(Data items)
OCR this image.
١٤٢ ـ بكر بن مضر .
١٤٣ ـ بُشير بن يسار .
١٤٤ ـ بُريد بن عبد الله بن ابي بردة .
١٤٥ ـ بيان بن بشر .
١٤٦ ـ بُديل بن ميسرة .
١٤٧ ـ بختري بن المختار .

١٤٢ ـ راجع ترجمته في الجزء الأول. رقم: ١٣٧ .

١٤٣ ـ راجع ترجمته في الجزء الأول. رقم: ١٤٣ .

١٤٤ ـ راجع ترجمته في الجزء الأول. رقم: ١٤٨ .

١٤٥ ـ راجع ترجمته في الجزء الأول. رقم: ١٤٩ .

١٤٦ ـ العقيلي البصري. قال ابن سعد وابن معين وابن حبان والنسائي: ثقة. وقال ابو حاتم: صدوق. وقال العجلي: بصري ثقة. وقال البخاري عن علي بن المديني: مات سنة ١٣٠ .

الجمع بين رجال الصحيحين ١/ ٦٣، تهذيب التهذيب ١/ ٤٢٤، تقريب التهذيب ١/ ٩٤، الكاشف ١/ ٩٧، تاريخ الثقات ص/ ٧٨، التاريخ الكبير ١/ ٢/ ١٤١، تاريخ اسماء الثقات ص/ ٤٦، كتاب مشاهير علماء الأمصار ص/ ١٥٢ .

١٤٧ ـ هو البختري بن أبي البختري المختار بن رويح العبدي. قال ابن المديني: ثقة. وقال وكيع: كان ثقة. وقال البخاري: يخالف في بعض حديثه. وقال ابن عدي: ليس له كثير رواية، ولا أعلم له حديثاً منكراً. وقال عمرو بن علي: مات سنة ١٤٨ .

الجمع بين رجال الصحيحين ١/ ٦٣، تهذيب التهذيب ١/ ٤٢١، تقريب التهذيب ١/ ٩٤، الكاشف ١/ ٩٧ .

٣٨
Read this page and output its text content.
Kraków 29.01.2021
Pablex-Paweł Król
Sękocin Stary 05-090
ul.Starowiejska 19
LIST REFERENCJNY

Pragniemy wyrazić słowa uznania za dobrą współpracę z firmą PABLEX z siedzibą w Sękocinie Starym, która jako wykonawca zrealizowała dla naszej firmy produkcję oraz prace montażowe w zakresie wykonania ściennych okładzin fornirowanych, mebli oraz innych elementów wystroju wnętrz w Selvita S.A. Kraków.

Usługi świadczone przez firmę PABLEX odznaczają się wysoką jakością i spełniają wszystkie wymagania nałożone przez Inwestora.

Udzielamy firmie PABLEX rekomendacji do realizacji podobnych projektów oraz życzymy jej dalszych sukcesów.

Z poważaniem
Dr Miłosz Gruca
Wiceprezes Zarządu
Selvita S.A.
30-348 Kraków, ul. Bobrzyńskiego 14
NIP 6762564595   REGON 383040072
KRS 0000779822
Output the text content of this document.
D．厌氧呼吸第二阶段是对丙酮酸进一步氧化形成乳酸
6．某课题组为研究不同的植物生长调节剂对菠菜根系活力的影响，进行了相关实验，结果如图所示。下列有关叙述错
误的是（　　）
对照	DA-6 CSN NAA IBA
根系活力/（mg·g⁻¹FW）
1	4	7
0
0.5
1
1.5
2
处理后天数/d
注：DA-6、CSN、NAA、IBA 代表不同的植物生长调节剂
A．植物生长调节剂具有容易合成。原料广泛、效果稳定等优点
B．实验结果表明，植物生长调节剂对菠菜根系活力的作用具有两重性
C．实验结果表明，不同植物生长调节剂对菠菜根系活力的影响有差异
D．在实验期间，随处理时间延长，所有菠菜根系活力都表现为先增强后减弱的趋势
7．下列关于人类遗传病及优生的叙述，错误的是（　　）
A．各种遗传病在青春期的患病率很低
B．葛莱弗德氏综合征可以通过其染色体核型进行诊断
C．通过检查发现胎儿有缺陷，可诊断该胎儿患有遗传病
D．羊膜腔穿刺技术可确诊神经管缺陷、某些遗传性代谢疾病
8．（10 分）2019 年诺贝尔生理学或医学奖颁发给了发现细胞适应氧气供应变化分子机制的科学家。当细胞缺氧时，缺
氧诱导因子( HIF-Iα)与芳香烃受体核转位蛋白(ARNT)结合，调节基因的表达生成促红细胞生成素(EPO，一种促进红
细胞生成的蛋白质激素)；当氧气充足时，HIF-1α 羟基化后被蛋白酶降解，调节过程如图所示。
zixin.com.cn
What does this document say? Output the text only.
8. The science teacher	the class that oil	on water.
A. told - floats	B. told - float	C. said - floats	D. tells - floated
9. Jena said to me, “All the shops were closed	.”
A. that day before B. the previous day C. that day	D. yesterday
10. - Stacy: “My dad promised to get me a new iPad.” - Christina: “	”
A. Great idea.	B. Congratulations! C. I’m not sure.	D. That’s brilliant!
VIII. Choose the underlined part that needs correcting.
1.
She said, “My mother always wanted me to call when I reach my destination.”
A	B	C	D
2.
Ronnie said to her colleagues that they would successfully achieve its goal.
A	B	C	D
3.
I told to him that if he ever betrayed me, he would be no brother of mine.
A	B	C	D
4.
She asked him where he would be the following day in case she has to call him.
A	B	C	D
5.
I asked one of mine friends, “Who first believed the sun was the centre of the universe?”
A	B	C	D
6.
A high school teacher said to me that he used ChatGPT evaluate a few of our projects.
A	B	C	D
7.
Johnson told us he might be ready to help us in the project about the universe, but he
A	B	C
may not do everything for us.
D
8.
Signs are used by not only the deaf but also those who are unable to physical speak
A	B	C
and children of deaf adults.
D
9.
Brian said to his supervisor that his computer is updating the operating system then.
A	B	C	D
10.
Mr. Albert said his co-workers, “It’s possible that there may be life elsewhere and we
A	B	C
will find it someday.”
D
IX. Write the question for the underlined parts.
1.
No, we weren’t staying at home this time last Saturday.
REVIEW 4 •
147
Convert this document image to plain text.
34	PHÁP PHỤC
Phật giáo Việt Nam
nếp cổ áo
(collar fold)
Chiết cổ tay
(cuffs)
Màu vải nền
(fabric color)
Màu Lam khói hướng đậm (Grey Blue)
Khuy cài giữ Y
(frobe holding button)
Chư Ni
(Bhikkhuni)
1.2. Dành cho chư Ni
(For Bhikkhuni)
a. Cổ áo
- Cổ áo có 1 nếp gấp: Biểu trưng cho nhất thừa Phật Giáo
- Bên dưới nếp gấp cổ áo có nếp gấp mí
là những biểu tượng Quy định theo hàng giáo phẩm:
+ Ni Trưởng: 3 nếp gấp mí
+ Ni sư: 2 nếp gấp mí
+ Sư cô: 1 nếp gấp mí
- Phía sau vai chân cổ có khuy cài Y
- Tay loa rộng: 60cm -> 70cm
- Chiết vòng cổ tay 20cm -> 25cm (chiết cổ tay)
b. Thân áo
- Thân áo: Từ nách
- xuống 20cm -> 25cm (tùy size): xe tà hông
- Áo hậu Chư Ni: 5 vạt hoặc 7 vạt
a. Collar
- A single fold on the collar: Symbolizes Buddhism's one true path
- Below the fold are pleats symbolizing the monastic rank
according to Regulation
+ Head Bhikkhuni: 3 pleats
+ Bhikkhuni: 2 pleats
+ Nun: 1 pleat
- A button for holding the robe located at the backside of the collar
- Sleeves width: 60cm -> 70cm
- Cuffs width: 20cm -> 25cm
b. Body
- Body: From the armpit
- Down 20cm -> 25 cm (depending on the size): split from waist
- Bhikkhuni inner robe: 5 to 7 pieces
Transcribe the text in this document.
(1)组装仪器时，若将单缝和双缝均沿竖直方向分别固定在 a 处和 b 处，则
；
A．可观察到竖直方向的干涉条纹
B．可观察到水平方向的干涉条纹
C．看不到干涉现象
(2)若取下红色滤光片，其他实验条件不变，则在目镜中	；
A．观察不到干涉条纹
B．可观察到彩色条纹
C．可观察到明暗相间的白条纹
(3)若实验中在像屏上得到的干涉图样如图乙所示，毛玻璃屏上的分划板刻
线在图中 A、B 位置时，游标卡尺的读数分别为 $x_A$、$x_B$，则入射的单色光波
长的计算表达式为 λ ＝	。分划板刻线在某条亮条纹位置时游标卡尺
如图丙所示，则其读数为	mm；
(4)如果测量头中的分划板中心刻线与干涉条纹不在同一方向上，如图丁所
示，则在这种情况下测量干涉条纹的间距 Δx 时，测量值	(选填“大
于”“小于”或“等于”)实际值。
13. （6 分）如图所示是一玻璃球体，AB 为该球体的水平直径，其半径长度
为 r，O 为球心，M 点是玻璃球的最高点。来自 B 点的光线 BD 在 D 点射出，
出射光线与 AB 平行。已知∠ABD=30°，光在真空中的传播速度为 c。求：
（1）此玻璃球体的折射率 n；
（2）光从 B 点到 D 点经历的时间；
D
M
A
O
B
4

(Requirements):
Output the line that contains "Convert this document image to plain text.", followed by every later line in the listing, with no line omitted and none added.

(Output):
Convert this document image to plain text.
34	PHÁP PHỤC
Phật giáo Việt Nam
nếp cổ áo
(collar fold)
Chiết cổ tay
(cuffs)
Màu vải nền
(fabric color)
Màu Lam khói hướng đậm (Grey Blue)
Khuy cài giữ Y
(frobe holding button)
Chư Ni
(Bhikkhuni)
1.2. Dành cho chư Ni
(For Bhikkhuni)
a. Cổ áo
- Cổ áo có 1 nếp gấp: Biểu trưng cho nhất thừa Phật Giáo
- Bên dưới nếp gấp cổ áo có nếp gấp mí
là những biểu tượng Quy định theo hàng giáo phẩm:
+ Ni Trưởng: 3 nếp gấp mí
+ Ni sư: 2 nếp gấp mí
+ Sư cô: 1 nếp gấp mí
- Phía sau vai chân cổ có khuy cài Y
- Tay loa rộng: 60cm -> 70cm
- Chiết vòng cổ tay 20cm -> 25cm (chiết cổ tay)
b. Thân áo
- Thân áo: Từ nách
- xuống 20cm -> 25cm (tùy size): xe tà hông
- Áo hậu Chư Ni: 5 vạt hoặc 7 vạt
a. Collar
- A single fold on the collar: Symbolizes Buddhism's one true path
- Below the fold are pleats symbolizing the monastic rank
according to Regulation
+ Head Bhikkhuni: 3 pleats
+ Bhikkhuni: 2 pleats
+ Nun: 1 pleat
- A button for holding the robe located at the backside of the collar
- Sleeves width: 60cm -> 70cm
- Cuffs width: 20cm -> 25cm
b. Body
- Body: From the armpit
- Down 20cm -> 25 cm (depending on the size): split from waist
- Bhikkhuni inner robe: 5 to 7 pieces
Transcribe the text in this document.
(1)组装仪器时，若将单缝和双缝均沿竖直方向分别固定在 a 处和 b 处，则
；
A．可观察到竖直方向的干涉条纹
B．可观察到水平方向的干涉条纹
C．看不到干涉现象
(2)若取下红色滤光片，其他实验条件不变，则在目镜中	；
A．观察不到干涉条纹
B．可观察到彩色条纹
C．可观察到明暗相间的白条纹
(3)若实验中在像屏上得到的干涉图样如图乙所示，毛玻璃屏上的分划板刻
线在图中 A、B 位置时，游标卡尺的读数分别为 $x_A$、$x_B$，则入射的单色光波
长的计算表达式为 λ ＝	。分划板刻线在某条亮条纹位置时游标卡尺
如图丙所示，则其读数为	mm；
(4)如果测量头中的分划板中心刻线与干涉条纹不在同一方向上，如图丁所
示，则在这种情况下测量干涉条纹的间距 Δx 时，测量值	(选填“大
于”“小于”或“等于”)实际值。
13. （6 分）如图所示是一玻璃球体，AB 为该球体的水平直径，其半径长度
为 r，O 为球心，M 点是玻璃球的最高点。来自 B 点的光线 BD 在 D 点射出，
出射光线与 AB 平行。已知∠ABD=30°，光在真空中的传播速度为 c。求：
（1）此玻璃球体的折射率 n；
（2）光从 B 点到 D 点经历的时间；
D
M
A
O
B
4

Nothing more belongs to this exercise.